Job: Give only the number of lines that hold the word "Company".

>> begin Provided entries

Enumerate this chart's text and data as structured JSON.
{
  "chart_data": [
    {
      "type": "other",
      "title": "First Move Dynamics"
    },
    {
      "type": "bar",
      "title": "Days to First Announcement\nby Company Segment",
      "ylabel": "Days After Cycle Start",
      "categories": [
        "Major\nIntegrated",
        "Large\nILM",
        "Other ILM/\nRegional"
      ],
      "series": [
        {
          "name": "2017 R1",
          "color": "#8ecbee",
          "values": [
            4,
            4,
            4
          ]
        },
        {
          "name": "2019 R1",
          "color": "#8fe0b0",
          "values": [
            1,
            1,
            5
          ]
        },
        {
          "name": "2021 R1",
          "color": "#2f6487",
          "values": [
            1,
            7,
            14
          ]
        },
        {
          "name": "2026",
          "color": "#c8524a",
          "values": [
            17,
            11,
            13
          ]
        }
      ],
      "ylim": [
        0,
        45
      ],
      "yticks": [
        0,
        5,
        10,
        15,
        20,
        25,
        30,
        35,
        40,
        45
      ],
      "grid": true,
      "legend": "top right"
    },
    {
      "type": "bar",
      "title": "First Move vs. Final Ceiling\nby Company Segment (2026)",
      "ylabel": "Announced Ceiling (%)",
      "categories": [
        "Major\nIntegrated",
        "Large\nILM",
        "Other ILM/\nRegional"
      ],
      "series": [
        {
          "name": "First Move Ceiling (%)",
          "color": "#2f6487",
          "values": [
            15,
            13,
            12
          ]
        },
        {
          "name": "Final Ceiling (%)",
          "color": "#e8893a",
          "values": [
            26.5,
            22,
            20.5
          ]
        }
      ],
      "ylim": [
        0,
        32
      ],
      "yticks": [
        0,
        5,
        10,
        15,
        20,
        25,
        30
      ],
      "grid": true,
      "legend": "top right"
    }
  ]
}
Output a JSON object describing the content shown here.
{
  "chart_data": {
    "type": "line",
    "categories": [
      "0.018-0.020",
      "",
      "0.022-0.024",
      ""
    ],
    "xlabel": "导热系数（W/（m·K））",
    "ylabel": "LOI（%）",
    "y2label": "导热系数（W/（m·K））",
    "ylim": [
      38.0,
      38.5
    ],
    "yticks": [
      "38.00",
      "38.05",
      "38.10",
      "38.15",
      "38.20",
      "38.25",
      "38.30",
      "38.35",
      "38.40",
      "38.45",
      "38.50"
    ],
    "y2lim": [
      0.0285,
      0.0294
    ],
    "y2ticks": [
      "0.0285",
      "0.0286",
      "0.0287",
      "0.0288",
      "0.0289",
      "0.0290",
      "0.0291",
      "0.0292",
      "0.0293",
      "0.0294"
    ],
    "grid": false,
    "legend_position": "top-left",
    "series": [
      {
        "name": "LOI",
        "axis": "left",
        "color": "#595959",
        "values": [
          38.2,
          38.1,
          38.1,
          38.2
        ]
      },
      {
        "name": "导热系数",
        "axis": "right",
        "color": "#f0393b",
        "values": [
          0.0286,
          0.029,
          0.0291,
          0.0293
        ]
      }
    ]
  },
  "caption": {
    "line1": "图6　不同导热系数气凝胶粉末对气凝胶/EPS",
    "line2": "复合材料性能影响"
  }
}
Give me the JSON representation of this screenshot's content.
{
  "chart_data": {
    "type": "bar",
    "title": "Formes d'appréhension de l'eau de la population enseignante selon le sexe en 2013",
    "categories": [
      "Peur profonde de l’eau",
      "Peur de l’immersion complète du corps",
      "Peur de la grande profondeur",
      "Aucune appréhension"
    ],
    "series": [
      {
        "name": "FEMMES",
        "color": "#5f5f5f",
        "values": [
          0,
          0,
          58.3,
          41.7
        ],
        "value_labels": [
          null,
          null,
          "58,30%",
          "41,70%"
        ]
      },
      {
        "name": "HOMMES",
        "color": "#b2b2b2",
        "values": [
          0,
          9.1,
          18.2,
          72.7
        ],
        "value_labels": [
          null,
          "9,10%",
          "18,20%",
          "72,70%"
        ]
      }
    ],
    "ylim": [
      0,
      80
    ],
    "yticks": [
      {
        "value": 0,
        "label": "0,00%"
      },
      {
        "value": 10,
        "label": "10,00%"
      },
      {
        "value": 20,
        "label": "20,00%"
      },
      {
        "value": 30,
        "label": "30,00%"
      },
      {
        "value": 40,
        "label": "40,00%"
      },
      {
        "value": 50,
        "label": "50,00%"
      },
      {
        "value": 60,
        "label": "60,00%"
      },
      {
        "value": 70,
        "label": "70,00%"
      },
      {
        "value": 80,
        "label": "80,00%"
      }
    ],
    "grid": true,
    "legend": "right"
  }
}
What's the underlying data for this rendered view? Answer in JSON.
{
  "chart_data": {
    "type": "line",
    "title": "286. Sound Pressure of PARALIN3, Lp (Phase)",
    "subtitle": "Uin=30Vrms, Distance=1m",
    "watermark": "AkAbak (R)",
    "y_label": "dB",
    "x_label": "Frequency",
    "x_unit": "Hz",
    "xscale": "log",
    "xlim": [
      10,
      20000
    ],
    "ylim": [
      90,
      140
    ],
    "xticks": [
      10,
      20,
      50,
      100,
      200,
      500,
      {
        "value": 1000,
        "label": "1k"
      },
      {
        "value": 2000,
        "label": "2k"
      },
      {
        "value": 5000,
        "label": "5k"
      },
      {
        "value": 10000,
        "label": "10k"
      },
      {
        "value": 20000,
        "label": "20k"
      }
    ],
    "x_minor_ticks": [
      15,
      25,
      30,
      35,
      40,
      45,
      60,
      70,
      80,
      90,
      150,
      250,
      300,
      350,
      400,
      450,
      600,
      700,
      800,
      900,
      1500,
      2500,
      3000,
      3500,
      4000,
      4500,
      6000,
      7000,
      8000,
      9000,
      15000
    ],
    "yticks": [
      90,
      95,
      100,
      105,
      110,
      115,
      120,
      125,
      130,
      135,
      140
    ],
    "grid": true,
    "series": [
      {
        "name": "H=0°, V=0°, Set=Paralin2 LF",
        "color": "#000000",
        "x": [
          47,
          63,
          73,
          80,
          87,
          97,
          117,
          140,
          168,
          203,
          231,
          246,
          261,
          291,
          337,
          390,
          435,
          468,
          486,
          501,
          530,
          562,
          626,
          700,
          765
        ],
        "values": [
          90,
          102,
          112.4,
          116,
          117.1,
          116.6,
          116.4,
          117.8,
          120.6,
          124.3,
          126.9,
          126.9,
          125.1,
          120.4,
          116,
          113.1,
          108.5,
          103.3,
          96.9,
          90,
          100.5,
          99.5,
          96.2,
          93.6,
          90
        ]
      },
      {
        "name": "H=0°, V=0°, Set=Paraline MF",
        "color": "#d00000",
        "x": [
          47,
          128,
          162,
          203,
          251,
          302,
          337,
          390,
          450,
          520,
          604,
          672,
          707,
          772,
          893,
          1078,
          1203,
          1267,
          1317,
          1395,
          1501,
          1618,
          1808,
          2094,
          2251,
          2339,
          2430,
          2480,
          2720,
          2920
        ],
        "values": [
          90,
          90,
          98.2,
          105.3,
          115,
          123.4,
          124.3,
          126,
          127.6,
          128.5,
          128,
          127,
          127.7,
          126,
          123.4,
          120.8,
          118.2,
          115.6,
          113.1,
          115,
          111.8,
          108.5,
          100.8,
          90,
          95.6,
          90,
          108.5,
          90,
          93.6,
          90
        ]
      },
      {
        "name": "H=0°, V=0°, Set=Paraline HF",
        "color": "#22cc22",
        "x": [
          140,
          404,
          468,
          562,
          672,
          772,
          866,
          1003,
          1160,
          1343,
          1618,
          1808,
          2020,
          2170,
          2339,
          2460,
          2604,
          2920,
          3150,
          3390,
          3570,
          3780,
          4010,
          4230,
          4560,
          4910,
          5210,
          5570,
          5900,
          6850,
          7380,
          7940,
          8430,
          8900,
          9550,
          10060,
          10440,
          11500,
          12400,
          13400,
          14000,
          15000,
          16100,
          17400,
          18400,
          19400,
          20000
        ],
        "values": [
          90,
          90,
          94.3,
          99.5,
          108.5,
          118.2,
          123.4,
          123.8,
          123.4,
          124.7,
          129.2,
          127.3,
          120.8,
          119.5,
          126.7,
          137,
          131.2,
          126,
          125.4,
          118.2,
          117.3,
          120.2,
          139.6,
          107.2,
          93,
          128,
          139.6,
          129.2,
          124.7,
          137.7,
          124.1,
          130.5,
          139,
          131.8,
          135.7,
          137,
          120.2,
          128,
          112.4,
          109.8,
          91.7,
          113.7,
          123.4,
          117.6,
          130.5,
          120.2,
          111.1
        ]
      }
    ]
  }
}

>> end Provided entries

The result: 2